== What the task asks ==
Work out the number of lines containing "name". Give that number alone.

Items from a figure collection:
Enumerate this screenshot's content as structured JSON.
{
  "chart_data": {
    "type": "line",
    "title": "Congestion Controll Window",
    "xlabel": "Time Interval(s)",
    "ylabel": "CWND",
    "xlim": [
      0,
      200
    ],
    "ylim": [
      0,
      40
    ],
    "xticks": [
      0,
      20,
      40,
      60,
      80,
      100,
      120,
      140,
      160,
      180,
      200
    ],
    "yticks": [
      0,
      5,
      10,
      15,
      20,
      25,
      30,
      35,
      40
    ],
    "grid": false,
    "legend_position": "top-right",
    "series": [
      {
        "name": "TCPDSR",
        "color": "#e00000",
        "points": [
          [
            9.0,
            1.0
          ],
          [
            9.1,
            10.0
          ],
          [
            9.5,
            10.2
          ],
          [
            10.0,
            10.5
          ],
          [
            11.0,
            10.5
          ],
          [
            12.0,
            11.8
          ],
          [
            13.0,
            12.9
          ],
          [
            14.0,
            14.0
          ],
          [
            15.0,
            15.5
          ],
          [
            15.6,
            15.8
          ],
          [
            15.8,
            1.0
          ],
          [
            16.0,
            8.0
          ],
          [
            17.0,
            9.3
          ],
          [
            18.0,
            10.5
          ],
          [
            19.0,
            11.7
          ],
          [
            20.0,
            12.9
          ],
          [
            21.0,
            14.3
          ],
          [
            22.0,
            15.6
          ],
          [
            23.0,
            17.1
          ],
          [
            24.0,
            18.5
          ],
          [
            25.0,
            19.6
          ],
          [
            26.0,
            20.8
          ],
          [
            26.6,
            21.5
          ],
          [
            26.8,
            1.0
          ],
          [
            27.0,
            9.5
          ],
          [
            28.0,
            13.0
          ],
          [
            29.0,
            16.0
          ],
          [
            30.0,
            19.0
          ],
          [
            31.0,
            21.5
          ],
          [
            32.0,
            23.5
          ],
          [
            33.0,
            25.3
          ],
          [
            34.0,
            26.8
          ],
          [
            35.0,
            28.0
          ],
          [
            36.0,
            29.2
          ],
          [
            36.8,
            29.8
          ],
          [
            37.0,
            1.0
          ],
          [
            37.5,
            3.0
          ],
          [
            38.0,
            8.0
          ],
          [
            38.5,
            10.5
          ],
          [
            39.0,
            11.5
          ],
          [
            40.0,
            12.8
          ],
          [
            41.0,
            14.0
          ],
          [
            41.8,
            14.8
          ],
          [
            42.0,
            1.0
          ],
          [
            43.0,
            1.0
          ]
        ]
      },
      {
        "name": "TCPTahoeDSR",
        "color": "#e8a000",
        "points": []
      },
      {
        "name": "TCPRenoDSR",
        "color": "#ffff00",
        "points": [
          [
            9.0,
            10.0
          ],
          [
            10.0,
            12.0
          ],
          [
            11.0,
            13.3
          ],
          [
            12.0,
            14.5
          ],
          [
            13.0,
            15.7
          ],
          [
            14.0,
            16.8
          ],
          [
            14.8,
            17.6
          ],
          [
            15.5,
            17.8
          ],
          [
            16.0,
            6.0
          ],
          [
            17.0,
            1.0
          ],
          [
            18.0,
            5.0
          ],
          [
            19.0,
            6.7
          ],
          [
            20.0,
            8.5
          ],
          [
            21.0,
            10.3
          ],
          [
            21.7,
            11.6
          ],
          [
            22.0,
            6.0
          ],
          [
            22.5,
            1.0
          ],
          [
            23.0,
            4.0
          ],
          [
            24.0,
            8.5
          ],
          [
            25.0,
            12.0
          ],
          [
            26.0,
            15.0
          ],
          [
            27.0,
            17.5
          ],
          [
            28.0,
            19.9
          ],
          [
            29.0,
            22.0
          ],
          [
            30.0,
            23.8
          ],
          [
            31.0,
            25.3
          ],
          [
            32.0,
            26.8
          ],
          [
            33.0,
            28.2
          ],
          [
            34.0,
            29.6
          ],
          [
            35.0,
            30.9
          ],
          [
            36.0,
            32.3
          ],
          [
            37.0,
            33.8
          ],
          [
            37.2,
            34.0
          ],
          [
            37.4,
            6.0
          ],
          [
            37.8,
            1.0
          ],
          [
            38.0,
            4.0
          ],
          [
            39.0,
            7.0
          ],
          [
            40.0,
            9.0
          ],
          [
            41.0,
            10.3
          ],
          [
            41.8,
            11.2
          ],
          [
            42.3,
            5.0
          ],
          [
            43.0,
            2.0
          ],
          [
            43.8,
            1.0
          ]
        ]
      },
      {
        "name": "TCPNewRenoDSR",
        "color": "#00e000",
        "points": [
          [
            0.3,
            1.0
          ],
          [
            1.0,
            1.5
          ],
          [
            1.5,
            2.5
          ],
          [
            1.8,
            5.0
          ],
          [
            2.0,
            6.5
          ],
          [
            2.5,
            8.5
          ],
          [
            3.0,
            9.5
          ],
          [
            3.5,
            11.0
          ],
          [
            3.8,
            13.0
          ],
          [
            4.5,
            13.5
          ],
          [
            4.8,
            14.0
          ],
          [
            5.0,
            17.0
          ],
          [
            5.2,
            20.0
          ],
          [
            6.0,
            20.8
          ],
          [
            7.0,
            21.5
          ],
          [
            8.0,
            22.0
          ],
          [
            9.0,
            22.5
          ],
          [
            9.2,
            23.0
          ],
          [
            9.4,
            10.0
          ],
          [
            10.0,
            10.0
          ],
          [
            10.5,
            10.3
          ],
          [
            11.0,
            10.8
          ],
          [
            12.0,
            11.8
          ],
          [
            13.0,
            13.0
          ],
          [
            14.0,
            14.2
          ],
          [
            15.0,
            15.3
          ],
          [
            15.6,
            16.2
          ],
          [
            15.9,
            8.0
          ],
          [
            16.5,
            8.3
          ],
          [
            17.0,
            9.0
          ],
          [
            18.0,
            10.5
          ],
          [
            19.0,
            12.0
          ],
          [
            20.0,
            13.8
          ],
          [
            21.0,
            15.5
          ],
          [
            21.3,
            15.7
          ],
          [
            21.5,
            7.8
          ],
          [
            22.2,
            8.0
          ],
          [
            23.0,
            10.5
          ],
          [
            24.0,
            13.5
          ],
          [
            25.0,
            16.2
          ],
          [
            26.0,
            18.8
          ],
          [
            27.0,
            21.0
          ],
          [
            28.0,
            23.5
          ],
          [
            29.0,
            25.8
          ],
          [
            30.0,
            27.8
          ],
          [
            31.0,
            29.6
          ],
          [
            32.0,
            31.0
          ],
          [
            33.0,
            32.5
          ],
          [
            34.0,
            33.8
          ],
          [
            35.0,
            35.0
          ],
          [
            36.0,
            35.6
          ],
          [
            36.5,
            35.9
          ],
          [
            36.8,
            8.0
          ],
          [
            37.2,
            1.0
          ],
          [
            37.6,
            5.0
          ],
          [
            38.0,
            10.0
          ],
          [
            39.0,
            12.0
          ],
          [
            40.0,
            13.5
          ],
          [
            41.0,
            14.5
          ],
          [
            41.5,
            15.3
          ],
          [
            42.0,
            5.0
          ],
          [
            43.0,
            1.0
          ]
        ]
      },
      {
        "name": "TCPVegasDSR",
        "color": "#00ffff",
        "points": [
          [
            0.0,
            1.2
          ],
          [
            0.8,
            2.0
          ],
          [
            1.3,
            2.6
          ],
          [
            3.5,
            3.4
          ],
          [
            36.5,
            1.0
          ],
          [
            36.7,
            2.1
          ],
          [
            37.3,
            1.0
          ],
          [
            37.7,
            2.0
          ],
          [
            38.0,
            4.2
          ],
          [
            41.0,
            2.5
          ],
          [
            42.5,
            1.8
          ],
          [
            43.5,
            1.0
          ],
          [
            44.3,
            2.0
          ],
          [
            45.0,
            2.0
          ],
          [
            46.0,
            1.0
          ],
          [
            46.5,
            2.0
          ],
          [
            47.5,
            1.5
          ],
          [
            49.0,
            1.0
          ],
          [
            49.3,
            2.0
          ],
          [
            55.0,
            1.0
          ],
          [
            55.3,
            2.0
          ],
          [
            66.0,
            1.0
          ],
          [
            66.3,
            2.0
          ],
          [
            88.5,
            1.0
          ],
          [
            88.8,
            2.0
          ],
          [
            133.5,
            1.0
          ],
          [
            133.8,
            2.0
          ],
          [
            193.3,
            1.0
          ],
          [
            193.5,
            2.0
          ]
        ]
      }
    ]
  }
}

== Reply ==
5